What the task requires: Within the records that follow, find every line containing the string "jmee". Copy those lines.

-------- Exercise input

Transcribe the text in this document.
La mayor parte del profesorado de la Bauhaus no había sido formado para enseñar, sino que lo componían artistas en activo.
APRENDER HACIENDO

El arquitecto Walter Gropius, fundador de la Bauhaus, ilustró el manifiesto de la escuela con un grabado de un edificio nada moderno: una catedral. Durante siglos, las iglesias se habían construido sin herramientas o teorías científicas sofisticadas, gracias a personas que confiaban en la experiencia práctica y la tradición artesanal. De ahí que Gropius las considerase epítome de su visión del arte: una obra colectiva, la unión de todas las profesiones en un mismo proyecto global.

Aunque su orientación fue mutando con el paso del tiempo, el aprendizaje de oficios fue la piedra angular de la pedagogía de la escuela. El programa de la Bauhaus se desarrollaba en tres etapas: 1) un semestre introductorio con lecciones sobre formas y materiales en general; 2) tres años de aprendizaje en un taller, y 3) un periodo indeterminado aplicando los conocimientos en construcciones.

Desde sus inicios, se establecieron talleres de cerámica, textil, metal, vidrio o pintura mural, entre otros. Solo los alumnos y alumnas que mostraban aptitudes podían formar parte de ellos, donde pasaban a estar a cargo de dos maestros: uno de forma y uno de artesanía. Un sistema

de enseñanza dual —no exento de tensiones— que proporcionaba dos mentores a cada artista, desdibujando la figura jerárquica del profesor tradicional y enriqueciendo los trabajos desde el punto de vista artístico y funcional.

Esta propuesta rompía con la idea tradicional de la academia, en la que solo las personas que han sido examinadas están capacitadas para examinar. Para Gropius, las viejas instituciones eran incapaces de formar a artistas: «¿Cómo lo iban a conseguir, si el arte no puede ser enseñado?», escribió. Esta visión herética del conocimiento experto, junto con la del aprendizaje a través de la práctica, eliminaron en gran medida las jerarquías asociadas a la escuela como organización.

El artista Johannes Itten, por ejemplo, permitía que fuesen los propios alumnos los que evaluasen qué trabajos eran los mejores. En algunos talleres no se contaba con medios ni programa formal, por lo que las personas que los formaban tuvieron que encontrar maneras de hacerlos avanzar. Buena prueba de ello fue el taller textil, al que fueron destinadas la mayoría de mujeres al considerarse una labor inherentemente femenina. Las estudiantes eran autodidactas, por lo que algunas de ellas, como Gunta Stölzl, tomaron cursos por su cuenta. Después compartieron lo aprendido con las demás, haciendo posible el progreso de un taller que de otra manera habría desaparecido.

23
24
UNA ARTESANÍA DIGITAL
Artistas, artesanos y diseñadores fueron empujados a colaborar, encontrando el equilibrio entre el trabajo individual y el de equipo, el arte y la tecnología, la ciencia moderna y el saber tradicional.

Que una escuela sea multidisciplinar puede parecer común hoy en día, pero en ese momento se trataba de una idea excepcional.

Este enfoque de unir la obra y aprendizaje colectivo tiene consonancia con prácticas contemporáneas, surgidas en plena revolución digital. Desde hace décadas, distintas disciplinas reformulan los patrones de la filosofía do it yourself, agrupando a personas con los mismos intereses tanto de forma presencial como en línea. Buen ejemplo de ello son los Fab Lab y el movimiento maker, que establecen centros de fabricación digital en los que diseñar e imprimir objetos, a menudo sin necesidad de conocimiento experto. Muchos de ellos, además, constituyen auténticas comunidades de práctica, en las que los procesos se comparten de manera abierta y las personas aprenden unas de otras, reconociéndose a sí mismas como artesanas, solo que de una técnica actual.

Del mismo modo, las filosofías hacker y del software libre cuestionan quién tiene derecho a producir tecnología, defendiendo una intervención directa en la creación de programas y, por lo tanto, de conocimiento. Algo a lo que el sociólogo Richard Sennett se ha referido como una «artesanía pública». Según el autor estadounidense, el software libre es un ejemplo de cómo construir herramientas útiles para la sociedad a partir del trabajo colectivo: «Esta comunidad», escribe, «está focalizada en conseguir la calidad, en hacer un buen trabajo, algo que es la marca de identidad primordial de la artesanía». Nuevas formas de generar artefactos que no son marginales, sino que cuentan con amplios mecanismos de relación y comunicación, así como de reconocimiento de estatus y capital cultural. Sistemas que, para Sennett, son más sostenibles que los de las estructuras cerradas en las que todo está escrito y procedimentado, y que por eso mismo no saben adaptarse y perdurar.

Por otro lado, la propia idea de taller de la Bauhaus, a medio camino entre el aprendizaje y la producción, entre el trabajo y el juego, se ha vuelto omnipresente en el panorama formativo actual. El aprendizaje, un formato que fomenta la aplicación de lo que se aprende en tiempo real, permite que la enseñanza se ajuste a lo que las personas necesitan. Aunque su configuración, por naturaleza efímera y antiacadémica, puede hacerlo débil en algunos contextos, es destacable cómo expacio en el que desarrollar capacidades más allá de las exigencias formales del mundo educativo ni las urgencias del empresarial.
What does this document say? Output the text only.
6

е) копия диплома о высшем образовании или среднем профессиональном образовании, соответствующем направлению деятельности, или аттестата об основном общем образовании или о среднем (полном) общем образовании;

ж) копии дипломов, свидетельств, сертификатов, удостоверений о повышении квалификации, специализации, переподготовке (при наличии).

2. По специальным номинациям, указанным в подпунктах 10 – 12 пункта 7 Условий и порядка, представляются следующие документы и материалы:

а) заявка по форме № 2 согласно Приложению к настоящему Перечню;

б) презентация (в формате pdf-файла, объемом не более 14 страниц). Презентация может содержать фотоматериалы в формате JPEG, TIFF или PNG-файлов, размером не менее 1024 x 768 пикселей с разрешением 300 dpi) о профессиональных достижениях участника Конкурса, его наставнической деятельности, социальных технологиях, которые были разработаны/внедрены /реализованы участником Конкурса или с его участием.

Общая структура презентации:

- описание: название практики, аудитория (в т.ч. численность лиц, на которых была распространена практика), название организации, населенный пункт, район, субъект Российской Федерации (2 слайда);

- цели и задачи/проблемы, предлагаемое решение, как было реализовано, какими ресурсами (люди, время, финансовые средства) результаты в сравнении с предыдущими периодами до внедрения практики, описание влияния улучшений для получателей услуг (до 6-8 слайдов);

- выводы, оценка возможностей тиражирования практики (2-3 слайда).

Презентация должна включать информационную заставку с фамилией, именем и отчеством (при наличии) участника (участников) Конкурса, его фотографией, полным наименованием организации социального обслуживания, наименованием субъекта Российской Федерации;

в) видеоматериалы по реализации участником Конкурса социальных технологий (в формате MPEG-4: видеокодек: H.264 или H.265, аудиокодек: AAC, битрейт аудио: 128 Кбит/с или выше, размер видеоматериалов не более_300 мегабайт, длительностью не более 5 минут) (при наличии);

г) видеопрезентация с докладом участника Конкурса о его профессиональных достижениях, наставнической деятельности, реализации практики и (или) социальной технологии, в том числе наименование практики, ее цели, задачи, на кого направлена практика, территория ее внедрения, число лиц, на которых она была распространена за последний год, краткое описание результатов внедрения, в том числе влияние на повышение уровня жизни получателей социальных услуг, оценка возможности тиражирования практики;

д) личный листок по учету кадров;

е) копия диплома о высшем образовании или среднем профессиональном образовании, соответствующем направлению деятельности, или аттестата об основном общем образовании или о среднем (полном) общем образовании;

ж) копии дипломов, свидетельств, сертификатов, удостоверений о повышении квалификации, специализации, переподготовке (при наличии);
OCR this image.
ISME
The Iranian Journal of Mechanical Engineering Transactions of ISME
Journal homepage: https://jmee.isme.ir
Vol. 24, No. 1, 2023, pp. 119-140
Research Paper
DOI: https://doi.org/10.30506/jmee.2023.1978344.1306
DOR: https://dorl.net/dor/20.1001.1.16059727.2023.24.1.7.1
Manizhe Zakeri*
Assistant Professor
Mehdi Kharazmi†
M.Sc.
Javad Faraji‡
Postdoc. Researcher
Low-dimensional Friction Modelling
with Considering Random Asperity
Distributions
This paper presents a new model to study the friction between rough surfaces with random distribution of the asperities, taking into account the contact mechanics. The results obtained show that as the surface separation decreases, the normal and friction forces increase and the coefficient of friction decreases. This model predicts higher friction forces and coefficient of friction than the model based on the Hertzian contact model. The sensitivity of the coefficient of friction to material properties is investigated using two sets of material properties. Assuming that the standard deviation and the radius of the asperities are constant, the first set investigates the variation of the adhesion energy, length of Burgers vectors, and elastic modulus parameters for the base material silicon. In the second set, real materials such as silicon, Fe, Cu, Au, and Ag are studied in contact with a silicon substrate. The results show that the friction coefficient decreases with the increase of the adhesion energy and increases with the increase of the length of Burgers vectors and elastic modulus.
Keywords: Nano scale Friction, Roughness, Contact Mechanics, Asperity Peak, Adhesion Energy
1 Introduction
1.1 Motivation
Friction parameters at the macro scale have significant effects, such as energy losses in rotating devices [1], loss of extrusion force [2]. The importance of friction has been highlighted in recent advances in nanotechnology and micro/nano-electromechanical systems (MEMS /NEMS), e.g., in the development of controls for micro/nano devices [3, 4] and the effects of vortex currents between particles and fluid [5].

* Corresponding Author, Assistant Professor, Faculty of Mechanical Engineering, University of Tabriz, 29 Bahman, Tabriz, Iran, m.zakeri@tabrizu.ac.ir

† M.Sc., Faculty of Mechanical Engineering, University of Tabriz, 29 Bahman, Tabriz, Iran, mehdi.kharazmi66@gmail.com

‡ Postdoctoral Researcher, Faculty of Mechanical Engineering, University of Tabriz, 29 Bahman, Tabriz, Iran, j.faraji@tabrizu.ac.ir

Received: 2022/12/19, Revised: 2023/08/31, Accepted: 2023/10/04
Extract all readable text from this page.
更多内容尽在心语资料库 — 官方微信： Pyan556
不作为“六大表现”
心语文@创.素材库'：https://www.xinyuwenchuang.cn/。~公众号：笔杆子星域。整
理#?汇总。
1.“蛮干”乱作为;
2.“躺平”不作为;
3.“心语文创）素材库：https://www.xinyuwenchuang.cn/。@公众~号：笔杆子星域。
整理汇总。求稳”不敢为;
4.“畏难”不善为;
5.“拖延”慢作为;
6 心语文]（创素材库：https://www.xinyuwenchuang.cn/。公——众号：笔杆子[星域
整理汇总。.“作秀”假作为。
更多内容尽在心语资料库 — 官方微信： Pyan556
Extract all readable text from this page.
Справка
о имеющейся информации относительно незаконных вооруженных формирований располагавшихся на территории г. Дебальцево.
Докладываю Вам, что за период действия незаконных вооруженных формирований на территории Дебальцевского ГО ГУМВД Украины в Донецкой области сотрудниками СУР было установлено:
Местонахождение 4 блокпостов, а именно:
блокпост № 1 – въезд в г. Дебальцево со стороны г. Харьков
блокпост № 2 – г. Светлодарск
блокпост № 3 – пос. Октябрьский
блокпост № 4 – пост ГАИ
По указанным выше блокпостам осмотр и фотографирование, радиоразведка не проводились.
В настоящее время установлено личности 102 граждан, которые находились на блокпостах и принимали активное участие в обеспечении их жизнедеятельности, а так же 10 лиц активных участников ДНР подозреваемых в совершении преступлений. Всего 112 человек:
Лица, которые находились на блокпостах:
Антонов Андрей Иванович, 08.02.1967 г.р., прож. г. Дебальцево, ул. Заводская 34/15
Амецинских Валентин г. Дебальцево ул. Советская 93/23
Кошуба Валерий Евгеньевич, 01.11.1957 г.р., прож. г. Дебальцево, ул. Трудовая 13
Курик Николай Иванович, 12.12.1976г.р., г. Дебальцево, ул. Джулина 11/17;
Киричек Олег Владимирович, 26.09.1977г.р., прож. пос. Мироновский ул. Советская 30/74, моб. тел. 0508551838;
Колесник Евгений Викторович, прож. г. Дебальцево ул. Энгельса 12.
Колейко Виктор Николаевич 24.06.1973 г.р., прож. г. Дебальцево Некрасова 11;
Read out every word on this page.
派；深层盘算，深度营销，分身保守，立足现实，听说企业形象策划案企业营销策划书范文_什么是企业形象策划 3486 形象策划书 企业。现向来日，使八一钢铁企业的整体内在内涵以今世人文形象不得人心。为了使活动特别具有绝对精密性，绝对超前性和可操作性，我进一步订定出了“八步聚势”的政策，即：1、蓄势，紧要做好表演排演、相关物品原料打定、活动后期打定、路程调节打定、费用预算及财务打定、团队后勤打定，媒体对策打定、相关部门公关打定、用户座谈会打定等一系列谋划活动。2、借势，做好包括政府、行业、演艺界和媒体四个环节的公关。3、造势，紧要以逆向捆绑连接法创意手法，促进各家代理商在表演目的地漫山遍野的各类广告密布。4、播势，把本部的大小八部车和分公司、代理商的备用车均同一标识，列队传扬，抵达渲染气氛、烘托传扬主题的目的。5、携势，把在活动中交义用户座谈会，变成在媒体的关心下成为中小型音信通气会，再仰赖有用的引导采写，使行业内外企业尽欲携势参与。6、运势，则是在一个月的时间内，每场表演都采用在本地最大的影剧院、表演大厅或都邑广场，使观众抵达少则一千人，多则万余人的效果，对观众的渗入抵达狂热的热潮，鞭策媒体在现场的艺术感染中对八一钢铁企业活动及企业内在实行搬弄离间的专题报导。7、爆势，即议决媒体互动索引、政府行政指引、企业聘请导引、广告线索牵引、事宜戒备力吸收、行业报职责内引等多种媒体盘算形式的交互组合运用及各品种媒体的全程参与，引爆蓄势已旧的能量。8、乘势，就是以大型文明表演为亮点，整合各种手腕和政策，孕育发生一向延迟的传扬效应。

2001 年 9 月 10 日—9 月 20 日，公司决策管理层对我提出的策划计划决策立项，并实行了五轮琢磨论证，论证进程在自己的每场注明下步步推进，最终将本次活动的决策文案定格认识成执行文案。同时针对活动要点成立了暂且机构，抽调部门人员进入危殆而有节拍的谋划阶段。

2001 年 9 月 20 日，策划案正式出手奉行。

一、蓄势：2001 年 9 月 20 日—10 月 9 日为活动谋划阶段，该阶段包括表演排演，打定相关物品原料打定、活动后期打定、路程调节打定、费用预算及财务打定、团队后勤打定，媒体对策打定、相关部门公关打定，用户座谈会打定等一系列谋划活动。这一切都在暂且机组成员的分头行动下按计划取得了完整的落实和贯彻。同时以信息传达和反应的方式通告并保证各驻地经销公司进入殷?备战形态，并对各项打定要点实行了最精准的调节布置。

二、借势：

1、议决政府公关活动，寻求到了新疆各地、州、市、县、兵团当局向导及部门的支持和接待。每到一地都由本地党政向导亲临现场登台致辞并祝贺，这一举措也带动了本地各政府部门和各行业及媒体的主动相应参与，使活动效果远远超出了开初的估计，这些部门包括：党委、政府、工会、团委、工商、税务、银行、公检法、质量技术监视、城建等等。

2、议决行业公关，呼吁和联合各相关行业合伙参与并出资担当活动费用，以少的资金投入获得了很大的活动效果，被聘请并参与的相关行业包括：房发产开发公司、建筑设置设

----------------

The answer:
Journal homepage: https://jmee.isme.ir
DOI: https://doi.org/10.30506/jmee.2023.1978344.1306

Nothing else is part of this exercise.